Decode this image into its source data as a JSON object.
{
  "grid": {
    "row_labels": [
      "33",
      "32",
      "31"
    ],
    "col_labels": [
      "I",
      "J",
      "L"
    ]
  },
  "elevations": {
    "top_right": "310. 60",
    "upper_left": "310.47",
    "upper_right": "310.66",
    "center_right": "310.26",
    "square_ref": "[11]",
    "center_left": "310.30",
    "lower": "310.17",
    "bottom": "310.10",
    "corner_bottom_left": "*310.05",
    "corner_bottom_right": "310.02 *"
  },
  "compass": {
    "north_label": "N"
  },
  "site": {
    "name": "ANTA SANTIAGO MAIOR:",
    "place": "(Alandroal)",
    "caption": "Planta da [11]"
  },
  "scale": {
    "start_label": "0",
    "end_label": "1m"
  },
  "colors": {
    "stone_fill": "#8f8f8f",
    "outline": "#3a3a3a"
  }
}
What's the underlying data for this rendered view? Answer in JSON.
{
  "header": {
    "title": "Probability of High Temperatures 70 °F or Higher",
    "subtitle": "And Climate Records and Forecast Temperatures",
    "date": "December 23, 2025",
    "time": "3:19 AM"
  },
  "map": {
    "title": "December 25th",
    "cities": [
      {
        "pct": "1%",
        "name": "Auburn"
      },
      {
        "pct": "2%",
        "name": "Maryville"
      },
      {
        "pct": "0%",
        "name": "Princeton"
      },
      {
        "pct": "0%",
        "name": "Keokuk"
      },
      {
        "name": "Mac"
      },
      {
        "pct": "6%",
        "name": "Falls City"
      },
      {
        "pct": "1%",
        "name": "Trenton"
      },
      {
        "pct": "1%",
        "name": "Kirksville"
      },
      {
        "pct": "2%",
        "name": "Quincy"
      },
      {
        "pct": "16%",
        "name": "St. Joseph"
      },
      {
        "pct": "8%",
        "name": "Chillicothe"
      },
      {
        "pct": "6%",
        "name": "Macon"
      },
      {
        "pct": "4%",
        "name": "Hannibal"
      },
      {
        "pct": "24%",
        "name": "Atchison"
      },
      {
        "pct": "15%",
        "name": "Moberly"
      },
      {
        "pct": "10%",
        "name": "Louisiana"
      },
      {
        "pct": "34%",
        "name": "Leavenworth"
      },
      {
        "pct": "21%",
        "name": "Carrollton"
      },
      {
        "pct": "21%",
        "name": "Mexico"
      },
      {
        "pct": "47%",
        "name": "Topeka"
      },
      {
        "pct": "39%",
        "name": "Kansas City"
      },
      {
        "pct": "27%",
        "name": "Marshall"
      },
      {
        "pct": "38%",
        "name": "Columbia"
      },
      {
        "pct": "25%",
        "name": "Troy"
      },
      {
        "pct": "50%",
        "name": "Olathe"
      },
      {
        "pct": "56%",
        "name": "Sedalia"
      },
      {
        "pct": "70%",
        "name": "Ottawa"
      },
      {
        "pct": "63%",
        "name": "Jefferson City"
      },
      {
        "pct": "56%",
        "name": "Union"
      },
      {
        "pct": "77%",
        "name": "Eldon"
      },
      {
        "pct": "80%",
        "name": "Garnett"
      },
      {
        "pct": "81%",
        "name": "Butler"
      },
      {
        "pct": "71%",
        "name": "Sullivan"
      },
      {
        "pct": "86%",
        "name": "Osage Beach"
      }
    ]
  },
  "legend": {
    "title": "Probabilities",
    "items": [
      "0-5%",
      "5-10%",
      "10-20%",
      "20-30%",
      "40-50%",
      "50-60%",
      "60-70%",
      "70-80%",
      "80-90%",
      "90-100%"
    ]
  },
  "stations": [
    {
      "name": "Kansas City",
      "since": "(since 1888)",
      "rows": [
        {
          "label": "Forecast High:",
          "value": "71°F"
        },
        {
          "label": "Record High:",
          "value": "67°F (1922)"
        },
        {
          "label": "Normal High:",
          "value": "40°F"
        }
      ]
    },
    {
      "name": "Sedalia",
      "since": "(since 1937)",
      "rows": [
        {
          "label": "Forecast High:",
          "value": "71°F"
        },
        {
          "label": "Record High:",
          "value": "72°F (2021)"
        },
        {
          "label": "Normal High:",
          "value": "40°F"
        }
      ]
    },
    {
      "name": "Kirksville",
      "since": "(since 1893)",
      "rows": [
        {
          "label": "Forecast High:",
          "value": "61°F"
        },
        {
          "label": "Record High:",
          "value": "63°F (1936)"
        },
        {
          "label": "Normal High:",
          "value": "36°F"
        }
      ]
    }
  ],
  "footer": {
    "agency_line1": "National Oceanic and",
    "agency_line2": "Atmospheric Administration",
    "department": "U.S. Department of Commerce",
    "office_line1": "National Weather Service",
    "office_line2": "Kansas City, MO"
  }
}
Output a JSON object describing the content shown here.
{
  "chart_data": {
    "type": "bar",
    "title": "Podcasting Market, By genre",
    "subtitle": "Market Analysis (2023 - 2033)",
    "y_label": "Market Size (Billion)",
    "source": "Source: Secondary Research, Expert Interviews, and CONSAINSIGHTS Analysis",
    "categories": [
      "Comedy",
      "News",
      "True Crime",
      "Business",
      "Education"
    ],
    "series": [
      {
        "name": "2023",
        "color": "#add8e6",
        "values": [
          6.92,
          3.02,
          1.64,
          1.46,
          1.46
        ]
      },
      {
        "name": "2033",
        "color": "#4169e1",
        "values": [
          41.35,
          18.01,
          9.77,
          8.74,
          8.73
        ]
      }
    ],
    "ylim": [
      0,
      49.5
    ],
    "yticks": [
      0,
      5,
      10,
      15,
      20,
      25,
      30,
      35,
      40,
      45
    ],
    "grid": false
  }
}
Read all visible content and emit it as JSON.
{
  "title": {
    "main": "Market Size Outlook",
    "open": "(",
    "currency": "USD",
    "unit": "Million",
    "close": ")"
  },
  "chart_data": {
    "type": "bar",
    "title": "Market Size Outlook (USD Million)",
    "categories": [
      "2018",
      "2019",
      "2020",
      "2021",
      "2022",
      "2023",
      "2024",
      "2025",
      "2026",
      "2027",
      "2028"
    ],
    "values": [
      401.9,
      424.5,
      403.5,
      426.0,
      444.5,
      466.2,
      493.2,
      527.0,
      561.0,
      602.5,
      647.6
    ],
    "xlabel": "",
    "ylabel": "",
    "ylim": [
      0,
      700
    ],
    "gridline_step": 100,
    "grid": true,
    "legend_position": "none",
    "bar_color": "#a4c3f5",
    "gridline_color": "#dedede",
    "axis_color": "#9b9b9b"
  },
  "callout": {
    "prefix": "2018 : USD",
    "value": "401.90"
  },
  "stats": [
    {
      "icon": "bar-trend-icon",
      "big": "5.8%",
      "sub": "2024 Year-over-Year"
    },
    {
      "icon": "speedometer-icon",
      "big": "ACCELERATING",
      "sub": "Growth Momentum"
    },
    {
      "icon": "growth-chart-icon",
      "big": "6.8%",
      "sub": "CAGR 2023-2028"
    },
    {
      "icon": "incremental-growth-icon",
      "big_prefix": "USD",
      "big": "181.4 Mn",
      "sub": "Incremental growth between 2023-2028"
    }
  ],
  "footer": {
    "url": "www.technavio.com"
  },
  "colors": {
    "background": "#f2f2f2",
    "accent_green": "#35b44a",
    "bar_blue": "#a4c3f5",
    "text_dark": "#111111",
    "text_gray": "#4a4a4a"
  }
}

What is expected: Repeat the data exactly. Leave nothing out.

Result below:
Decode this image into its source data as a JSON object.
{
  "grid": {
    "row_labels": [
      "33",
      "32",
      "31"
    ],
    "col_labels": [
      "I",
      "J",
      "L"
    ]
  },
  "elevations": {
    "top_right": "310. 60",
    "upper_left": "310.47",
    "upper_right": "310.66",
    "center_right": "310.26",
    "square_ref": "[11]",
    "center_left": "310.30",
    "lower": "310.17",
    "bottom": "310.10",
    "corner_bottom_left": "*310.05",
    "corner_bottom_right": "310.02 *"
  },
  "compass": {
    "north_label": "N"
  },
  "site": {
    "name": "ANTA SANTIAGO MAIOR:",
    "place": "(Alandroal)",
    "caption": "Planta da [11]"
  },
  "scale": {
    "start_label": "0",
    "end_label": "1m"
  },
  "colors": {
    "stone_fill": "#8f8f8f",
    "outline": "#3a3a3a"
  }
}
What's the underlying data for this rendered view? Answer in JSON.
{
  "header": {
    "title": "Probability of High Temperatures 70 °F or Higher",
    "subtitle": "And Climate Records and Forecast Temperatures",
    "date": "December 23, 2025",
    "time": "3:19 AM"
  },
  "map": {
    "title": "December 25th",
    "cities": [
      {
        "pct": "1%",
        "name": "Auburn"
      },
      {
        "pct": "2%",
        "name": "Maryville"
      },
      {
        "pct": "0%",
        "name": "Princeton"
      },
      {
        "pct": "0%",
        "name": "Keokuk"
      },
      {
        "name": "Mac"
      },
      {
        "pct": "6%",
        "name": "Falls City"
      },
      {
        "pct": "1%",
        "name": "Trenton"
      },
      {
        "pct": "1%",
        "name": "Kirksville"
      },
      {
        "pct": "2%",
        "name": "Quincy"
      },
      {
        "pct": "16%",
        "name": "St. Joseph"
      },
      {
        "pct": "8%",
        "name": "Chillicothe"
      },
      {
        "pct": "6%",
        "name": "Macon"
      },
      {
        "pct": "4%",
        "name": "Hannibal"
      },
      {
        "pct": "24%",
        "name": "Atchison"
      },
      {
        "pct": "15%",
        "name": "Moberly"
      },
      {
        "pct": "10%",
        "name": "Louisiana"
      },
      {
        "pct": "34%",
        "name": "Leavenworth"
      },
      {
        "pct": "21%",
        "name": "Carrollton"
      },
      {
        "pct": "21%",
        "name": "Mexico"
      },
      {
        "pct": "47%",
        "name": "Topeka"
      },
      {
        "pct": "39%",
        "name": "Kansas City"
      },
      {
        "pct": "27%",
        "name": "Marshall"
      },
      {
        "pct": "38%",
        "name": "Columbia"
      },
      {
        "pct": "25%",
        "name": "Troy"
      },
      {
        "pct": "50%",
        "name": "Olathe"
      },
      {
        "pct": "56%",
        "name": "Sedalia"
      },
      {
        "pct": "70%",
        "name": "Ottawa"
      },
      {
        "pct": "63%",
        "name": "Jefferson City"
      },
      {
        "pct": "56%",
        "name": "Union"
      },
      {
        "pct": "77%",
        "name": "Eldon"
      },
      {
        "pct": "80%",
        "name": "Garnett"
      },
      {
        "pct": "81%",
        "name": "Butler"
      },
      {
        "pct": "71%",
        "name": "Sullivan"
      },
      {
        "pct": "86%",
        "name": "Osage Beach"
      }
    ]
  },
  "legend": {
    "title": "Probabilities",
    "items": [
      "0-5%",
      "5-10%",
      "10-20%",
      "20-30%",
      "40-50%",
      "50-60%",
      "60-70%",
      "70-80%",
      "80-90%",
      "90-100%"
    ]
  },
  "stations": [
    {
      "name": "Kansas City",
      "since": "(since 1888)",
      "rows": [
        {
          "label": "Forecast High:",
          "value": "71°F"
        },
        {
          "label": "Record High:",
          "value": "67°F (1922)"
        },
        {
          "label": "Normal High:",
          "value": "40°F"
        }
      ]
    },
    {
      "name": "Sedalia",
      "since": "(since 1937)",
      "rows": [
        {
          "label": "Forecast High:",
          "value": "71°F"
        },
        {
          "label": "Record High:",
          "value": "72°F (2021)"
        },
        {
          "label": "Normal High:",
          "value": "40°F"
        }
      ]
    },
    {
      "name": "Kirksville",
      "since": "(since 1893)",
      "rows": [
        {
          "label": "Forecast High:",
          "value": "61°F"
        },
        {
          "label": "Record High:",
          "value": "63°F (1936)"
        },
        {
          "label": "Normal High:",
          "value": "36°F"
        }
      ]
    }
  ],
  "footer": {
    "agency_line1": "National Oceanic and",
    "agency_line2": "Atmospheric Administration",
    "department": "U.S. Department of Commerce",
    "office_line1": "National Weather Service",
    "office_line2": "Kansas City, MO"
  }
}
Output a JSON object describing the content shown here.
{
  "chart_data": {
    "type": "bar",
    "title": "Podcasting Market, By genre",
    "subtitle": "Market Analysis (2023 - 2033)",
    "y_label": "Market Size (Billion)",
    "source": "Source: Secondary Research, Expert Interviews, and CONSAINSIGHTS Analysis",
    "categories": [
      "Comedy",
      "News",
      "True Crime",
      "Business",
      "Education"
    ],
    "series": [
      {
        "name": "2023",
        "color": "#add8e6",
        "values": [
          6.92,
          3.02,
          1.64,
          1.46,
          1.46
        ]
      },
      {
        "name": "2033",
        "color": "#4169e1",
        "values": [
          41.35,
          18.01,
          9.77,
          8.74,
          8.73
        ]
      }
    ],
    "ylim": [
      0,
      49.5
    ],
    "yticks": [
      0,
      5,
      10,
      15,
      20,
      25,
      30,
      35,
      40,
      45
    ],
    "grid": false
  }
}
Read all visible content and emit it as JSON.
{
  "title": {
    "main": "Market Size Outlook",
    "open": "(",
    "currency": "USD",
    "unit": "Million",
    "close": ")"
  },
  "chart_data": {
    "type": "bar",
    "title": "Market Size Outlook (USD Million)",
    "categories": [
      "2018",
      "2019",
      "2020",
      "2021",
      "2022",
      "2023",
      "2024",
      "2025",
      "2026",
      "2027",
      "2028"
    ],
    "values": [
      401.9,
      424.5,
      403.5,
      426.0,
      444.5,
      466.2,
      493.2,
      527.0,
      561.0,
      602.5,
      647.6
    ],
    "xlabel": "",
    "ylabel": "",
    "ylim": [
      0,
      700
    ],
    "gridline_step": 100,
    "grid": true,
    "legend_position": "none",
    "bar_color": "#a4c3f5",
    "gridline_color": "#dedede",
    "axis_color": "#9b9b9b"
  },
  "callout": {
    "prefix": "2018 : USD",
    "value": "401.90"
  },
  "stats": [
    {
      "icon": "bar-trend-icon",
      "big": "5.8%",
      "sub": "2024 Year-over-Year"
    },
    {
      "icon": "speedometer-icon",
      "big": "ACCELERATING",
      "sub": "Growth Momentum"
    },
    {
      "icon": "growth-chart-icon",
      "big": "6.8%",
      "sub": "CAGR 2023-2028"
    },
    {
      "icon": "incremental-growth-icon",
      "big_prefix": "USD",
      "big": "181.4 Mn",
      "sub": "Incremental growth between 2023-2028"
    }
  ],
  "footer": {
    "url": "www.technavio.com"
  },
  "colors": {
    "background": "#f2f2f2",
    "accent_green": "#35b44a",
    "bar_blue": "#a4c3f5",
    "text_dark": "#111111",
    "text_gray": "#4a4a4a"
  }
}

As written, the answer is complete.